Your task is to reproduce the entries below word for word.

[Chart and figure data]
==*==

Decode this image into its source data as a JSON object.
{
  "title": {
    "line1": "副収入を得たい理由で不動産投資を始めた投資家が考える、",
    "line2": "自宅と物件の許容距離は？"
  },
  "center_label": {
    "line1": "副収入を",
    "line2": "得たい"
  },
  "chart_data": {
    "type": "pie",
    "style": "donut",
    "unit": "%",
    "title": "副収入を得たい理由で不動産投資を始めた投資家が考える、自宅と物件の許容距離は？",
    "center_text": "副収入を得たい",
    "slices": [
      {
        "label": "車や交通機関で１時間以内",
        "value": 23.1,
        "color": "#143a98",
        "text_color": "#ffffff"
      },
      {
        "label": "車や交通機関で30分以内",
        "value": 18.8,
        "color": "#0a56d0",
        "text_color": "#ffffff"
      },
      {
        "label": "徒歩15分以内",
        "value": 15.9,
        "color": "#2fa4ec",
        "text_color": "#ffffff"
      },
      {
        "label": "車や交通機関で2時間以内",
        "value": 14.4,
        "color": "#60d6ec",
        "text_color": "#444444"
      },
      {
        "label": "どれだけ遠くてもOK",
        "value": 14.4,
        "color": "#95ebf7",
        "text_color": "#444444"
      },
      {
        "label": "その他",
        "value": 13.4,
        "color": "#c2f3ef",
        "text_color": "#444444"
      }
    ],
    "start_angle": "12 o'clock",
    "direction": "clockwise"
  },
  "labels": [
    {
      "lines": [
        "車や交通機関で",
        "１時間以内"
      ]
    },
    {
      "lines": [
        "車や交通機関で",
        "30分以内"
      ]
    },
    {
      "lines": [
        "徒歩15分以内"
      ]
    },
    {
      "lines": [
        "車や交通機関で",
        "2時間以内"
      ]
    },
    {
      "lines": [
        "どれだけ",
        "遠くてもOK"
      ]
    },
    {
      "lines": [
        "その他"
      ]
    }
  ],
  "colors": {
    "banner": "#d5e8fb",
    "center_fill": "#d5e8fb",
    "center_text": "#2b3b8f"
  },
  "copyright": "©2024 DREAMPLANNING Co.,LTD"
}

==*==

• **Answer to this problem**
Decode this image into its source data as a JSON object.
{
  "title": {
    "line1": "副収入を得たい理由で不動産投資を始めた投資家が考える、",
    "line2": "自宅と物件の許容距離は？"
  },
  "center_label": {
    "line1": "副収入を",
    "line2": "得たい"
  },
  "chart_data": {
    "type": "pie",
    "style": "donut",
    "unit": "%",
    "title": "副収入を得たい理由で不動産投資を始めた投資家が考える、自宅と物件の許容距離は？",
    "center_text": "副収入を得たい",
    "slices": [
      {
        "label": "車や交通機関で１時間以内",
        "value": 23.1,
        "color": "#143a98",
        "text_color": "#ffffff"
      },
      {
        "label": "車や交通機関で30分以内",
        "value": 18.8,
        "color": "#0a56d0",
        "text_color": "#ffffff"
      },
      {
        "label": "徒歩15分以内",
        "value": 15.9,
        "color": "#2fa4ec",
        "text_color": "#ffffff"
      },
      {
        "label": "車や交通機関で2時間以内",
        "value": 14.4,
        "color": "#60d6ec",
        "text_color": "#444444"
      },
      {
        "label": "どれだけ遠くてもOK",
        "value": 14.4,
        "color": "#95ebf7",
        "text_color": "#444444"
      },
      {
        "label": "その他",
        "value": 13.4,
        "color": "#c2f3ef",
        "text_color": "#444444"
      }
    ],
    "start_angle": "12 o'clock",
    "direction": "clockwise"
  },
  "labels": [
    {
      "lines": [
        "車や交通機関で",
        "１時間以内"
      ]
    },
    {
      "lines": [
        "車や交通機関で",
        "30分以内"
      ]
    },
    {
      "lines": [
        "徒歩15分以内"
      ]
    },
    {
      "lines": [
        "車や交通機関で",
        "2時間以内"
      ]
    },
    {
      "lines": [
        "どれだけ",
        "遠くてもOK"
      ]
    },
    {
      "lines": [
        "その他"
      ]
    }
  ],
  "colors": {
    "banner": "#d5e8fb",
    "center_fill": "#d5e8fb",
    "center_text": "#2b3b8f"
  },
  "copyright": "©2024 DREAMPLANNING Co.,LTD"
}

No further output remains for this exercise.